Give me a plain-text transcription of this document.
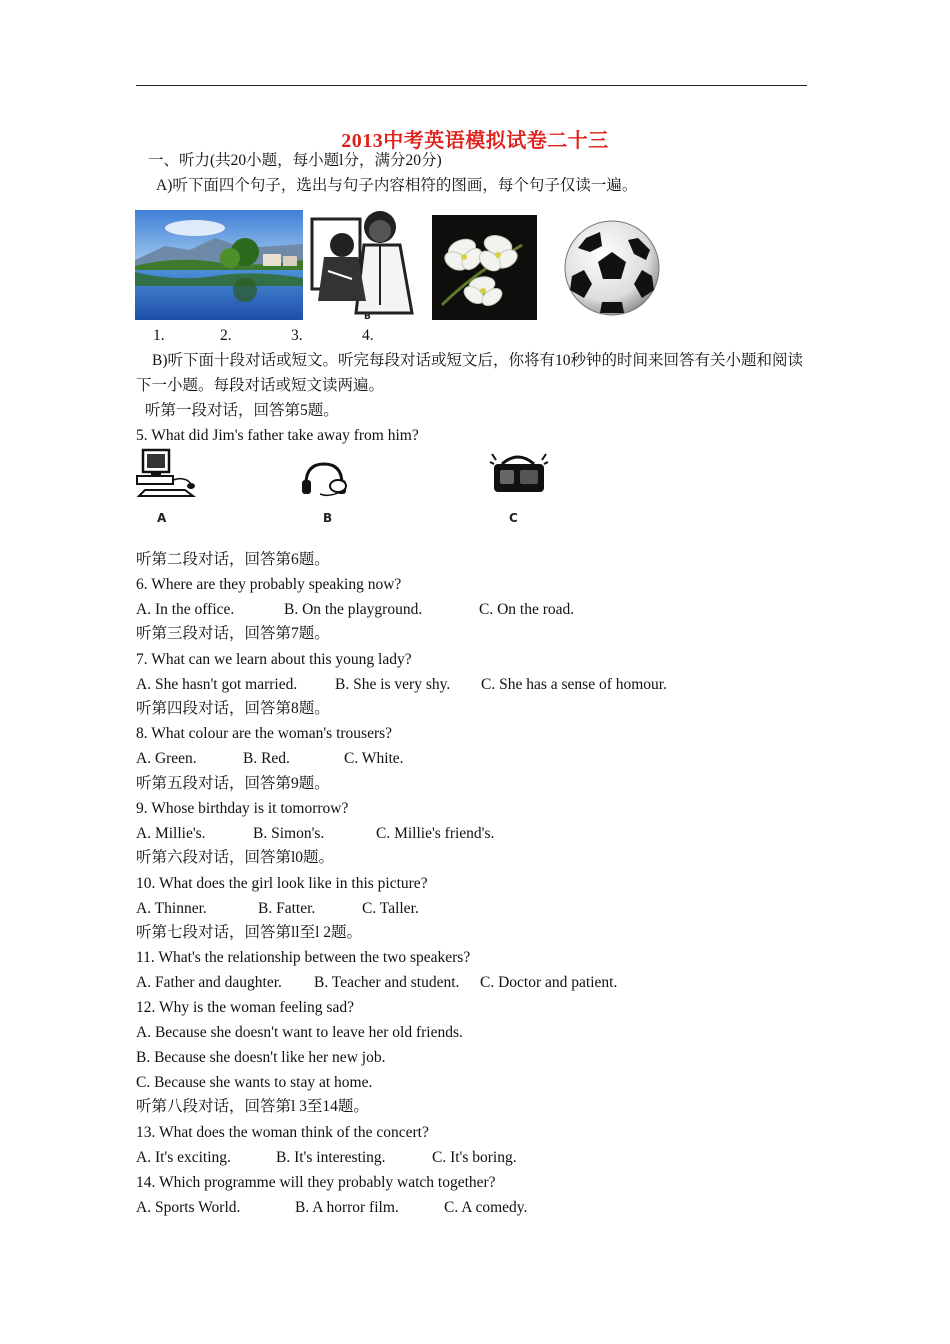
2013中考英语模拟试卷二十三
一、听力(共20小题，每小题l分，满分20分)
A)听下面四个句子，选出与句子内容相符的图画，每个句子仅读一遍。
B
1.	2.	3.	4.
B)听下面十段对话或短文。听完每段对话或短文后，你将有10秒钟的时间来回答有关小题和阅读下一小题。每段对话或短文读两遍。
听第一段对话，回答第5题。
5. What did Jim's father take away from him?
A	B	C
听第二段对话，回答第6题。
6. Where are they probably speaking now?
A. In the office.	B. On the playground.	C. On the road.
听第三段对话，回答第7题。
7. What can we learn about this young lady?
A. She hasn't got married. B. She is very shy. C. She has a sense of homour.
听第四段对话，回答第8题。
8. What colour are the woman's trousers?
A. Green.	B. Red.	C. White.
听第五段对话，回答第9题。
9. Whose birthday is it tomorrow?
A. Millie's.	B. Simon's.	C. Millie's friend's.
听第六段对话，回答第l0题。
10. What does the girl look like in this picture?
A. Thinner.	B. Fatter.	C. Taller.
听第七段对话，回答第ll至l 2题。
11. What's the relationship between the two speakers?
A. Father and daughter. B. Teacher and student. C. Doctor and patient.
12. Why is the woman feeling sad?
A. Because she doesn't want to leave her old friends.
B. Because she doesn't like her new job.
C. Because she wants to stay at home.
听第八段对话，回答第l 3至14题。
13. What does the woman think of the concert?
A. It's exciting.	B. It's interesting.	C. It's boring.
14. Which programme will they probably watch together?
A. Sports World.	B. A horror film.	C. A comedy.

• • • •

PROBLEM TO WORK ON
Transcribe all of the entries word for word, but skip any pictures they contain.

TASK SOLUTION
Give me a plain-text transcription of this document.
2013中考英语模拟试卷二十三
一、听力(共20小题，每小题l分，满分20分)
A)听下面四个句子，选出与句子内容相符的图画，每个句子仅读一遍。
B
1.	2.	3.	4.
B)听下面十段对话或短文。听完每段对话或短文后，你将有10秒钟的时间来回答有关小题和阅读下一小题。每段对话或短文读两遍。
听第一段对话，回答第5题。
5. What did Jim's father take away from him?
A	B	C
听第二段对话，回答第6题。
6. Where are they probably speaking now?
A. In the office.	B. On the playground.	C. On the road.
听第三段对话，回答第7题。
7. What can we learn about this young lady?
A. She hasn't got married. B. She is very shy. C. She has a sense of homour.
听第四段对话，回答第8题。
8. What colour are the woman's trousers?
A. Green.	B. Red.	C. White.
听第五段对话，回答第9题。
9. Whose birthday is it tomorrow?
A. Millie's.	B. Simon's.	C. Millie's friend's.
听第六段对话，回答第l0题。
10. What does the girl look like in this picture?
A. Thinner.	B. Fatter.	C. Taller.
听第七段对话，回答第ll至l 2题。
11. What's the relationship between the two speakers?
A. Father and daughter. B. Teacher and student. C. Doctor and patient.
12. Why is the woman feeling sad?
A. Because she doesn't want to leave her old friends.
B. Because she doesn't like her new job.
C. Because she wants to stay at home.
听第八段对话，回答第l 3至14题。
13. What does the woman think of the concert?
A. It's exciting.	B. It's interesting.	C. It's boring.
14. Which programme will they probably watch together?
A. Sports World.	B. A horror film.	C. A comedy.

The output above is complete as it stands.